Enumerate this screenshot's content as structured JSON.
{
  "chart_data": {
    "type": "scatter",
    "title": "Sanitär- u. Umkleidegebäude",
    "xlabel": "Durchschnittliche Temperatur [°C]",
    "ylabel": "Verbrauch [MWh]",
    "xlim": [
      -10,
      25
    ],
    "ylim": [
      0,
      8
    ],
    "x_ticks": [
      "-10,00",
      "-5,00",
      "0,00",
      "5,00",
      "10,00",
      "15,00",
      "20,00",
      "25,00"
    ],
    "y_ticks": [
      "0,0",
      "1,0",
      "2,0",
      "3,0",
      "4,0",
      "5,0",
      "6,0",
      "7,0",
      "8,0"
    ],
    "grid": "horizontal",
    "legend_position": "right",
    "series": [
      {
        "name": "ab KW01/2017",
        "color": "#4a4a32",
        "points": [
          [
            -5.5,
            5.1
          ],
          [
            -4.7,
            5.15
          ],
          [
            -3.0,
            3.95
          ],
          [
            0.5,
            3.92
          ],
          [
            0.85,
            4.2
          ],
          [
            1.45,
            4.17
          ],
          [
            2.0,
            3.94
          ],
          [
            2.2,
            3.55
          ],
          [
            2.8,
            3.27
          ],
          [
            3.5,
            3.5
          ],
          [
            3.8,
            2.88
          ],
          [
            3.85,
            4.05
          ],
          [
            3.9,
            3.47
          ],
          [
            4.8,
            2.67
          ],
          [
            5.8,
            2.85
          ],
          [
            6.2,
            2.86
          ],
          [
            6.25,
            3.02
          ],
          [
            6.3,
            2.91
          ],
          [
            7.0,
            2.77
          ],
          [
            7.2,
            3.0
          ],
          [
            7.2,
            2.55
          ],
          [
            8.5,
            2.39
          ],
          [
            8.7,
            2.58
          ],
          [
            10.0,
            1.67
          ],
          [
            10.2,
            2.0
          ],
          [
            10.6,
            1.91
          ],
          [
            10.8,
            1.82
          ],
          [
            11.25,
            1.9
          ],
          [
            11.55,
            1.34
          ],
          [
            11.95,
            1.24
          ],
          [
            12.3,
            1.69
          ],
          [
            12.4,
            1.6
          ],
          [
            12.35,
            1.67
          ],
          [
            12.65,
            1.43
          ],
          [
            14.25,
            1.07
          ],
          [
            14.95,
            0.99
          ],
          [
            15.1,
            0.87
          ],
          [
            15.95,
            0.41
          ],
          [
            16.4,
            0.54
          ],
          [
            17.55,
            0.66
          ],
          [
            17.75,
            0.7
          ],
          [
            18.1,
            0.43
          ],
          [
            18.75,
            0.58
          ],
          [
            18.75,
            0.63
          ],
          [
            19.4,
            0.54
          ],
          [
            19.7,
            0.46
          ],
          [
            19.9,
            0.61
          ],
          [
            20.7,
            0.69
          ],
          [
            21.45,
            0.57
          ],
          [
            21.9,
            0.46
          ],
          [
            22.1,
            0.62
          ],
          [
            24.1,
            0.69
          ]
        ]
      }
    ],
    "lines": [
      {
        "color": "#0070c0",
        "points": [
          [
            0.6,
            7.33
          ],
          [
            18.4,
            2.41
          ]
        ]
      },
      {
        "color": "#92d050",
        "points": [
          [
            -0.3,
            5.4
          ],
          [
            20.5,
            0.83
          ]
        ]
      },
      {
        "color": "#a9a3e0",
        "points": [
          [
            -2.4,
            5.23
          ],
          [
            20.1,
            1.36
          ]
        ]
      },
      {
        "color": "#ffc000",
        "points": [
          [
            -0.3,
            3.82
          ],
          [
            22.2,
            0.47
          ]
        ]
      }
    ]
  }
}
-------------------------
• [EXERCISE TASK]
Search the data for the word "color" and copy each line where it appears.

• [SOLUTION TO THIS PROBLEM]
        "color": "#4a4a32",
        "color": "#0070c0",
        "color": "#92d050",
        "color": "#a9a3e0",
        "color": "#ffc000",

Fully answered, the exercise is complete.